TASK INSTRUCTIONS
Tell how many lines in the data below include the word "analytical". The answer is the number only.

----- DATASET

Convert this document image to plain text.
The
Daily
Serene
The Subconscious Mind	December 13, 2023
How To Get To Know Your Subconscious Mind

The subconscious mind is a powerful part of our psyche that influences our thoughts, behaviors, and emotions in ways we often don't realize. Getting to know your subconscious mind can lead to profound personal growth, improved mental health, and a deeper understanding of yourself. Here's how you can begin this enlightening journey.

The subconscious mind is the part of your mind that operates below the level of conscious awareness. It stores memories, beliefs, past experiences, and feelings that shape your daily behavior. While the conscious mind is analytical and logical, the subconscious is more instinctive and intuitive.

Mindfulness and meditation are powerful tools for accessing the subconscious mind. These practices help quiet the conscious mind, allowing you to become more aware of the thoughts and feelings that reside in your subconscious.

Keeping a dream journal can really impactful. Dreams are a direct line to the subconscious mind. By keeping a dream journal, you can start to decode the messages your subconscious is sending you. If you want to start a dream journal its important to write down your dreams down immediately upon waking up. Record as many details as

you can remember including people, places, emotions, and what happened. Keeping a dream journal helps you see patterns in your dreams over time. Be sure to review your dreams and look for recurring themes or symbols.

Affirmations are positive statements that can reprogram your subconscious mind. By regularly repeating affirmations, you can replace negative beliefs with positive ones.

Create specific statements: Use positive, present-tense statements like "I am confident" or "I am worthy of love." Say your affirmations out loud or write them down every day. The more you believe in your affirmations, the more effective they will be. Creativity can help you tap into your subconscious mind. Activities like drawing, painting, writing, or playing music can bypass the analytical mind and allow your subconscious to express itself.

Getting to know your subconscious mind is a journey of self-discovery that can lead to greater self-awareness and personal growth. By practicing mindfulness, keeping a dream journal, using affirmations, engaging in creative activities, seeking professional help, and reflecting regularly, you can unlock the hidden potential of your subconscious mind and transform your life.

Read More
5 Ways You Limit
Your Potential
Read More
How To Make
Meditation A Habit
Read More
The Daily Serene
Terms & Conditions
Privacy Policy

----------

TASK RESULT
2